--- What is asked ---
Identify each line containing the word "seul" and copy it.
-- START Rows --
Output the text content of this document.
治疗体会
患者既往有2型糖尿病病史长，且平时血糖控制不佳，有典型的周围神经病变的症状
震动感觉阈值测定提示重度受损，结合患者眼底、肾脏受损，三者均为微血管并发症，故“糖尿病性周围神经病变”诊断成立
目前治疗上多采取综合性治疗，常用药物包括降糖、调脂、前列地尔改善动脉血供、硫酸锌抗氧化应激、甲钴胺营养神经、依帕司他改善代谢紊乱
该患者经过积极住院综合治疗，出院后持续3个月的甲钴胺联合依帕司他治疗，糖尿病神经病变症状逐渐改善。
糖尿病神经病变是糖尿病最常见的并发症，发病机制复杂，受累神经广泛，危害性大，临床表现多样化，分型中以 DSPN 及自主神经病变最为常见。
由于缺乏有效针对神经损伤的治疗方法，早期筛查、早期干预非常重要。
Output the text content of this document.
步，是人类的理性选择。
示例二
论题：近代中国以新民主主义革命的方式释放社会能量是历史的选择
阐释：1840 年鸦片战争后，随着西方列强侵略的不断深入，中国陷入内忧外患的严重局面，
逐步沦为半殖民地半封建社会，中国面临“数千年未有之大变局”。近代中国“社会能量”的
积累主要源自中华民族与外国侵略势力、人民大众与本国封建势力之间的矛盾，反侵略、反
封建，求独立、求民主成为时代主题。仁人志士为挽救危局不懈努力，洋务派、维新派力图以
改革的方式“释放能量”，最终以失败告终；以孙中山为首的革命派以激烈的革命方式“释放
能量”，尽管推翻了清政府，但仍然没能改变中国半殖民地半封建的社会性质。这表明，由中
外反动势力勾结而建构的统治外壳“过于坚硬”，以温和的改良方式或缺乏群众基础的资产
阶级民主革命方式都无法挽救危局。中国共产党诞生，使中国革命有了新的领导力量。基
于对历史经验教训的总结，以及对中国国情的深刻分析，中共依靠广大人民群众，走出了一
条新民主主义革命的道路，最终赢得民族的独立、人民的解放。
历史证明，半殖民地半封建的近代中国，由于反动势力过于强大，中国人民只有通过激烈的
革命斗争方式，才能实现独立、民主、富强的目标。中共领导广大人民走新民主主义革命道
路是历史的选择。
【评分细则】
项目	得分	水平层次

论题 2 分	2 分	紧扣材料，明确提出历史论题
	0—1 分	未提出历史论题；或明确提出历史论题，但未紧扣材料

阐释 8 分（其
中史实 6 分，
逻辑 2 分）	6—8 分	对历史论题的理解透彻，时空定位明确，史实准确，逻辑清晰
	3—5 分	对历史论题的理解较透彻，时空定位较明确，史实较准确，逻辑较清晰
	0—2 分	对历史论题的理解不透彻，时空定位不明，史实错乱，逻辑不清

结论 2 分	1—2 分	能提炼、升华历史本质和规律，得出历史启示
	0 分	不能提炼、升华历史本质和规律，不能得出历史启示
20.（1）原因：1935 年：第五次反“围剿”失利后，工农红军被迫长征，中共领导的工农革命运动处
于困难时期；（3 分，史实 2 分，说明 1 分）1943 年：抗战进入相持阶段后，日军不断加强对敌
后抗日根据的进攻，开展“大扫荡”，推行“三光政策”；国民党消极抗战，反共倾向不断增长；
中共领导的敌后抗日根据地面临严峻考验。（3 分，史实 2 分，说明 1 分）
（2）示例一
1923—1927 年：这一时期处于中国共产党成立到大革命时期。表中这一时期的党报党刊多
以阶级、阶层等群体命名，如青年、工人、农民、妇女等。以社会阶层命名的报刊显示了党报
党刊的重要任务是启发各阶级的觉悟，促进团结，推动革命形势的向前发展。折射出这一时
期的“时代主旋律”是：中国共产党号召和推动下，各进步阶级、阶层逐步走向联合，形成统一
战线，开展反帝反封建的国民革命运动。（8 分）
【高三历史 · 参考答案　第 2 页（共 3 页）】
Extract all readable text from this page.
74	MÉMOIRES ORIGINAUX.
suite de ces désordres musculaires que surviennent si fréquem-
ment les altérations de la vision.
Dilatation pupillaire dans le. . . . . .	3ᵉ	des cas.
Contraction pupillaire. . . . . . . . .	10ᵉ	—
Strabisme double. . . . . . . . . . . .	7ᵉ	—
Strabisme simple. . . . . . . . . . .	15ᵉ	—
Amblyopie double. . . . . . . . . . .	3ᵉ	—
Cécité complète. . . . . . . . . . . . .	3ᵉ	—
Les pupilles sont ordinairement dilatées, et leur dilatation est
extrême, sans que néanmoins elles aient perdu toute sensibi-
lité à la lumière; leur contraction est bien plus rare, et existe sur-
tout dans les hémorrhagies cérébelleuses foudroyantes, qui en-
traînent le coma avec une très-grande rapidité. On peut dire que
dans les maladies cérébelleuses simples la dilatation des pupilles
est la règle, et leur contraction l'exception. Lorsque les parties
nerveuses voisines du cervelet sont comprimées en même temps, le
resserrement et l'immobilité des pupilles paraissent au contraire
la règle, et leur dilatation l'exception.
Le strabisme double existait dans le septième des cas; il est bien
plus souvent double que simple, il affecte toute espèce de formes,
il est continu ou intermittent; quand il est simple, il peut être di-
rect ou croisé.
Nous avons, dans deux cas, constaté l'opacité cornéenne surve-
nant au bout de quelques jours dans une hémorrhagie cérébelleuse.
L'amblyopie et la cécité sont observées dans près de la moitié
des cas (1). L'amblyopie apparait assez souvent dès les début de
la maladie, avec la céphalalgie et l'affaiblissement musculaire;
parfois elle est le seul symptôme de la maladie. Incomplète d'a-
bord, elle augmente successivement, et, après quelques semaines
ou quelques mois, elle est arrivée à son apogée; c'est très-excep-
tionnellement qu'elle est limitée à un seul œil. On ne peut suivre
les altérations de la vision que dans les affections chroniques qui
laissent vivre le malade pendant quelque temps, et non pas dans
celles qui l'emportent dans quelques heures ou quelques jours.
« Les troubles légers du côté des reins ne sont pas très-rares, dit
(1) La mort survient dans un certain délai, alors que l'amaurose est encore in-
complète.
-- END Rows --
--- Answer for this exercise ---
parfois elle est le seul symptôme de la maladie. Incomplète d'a-
tionnellement qu'elle est limitée à un seul œil. On ne peut suivre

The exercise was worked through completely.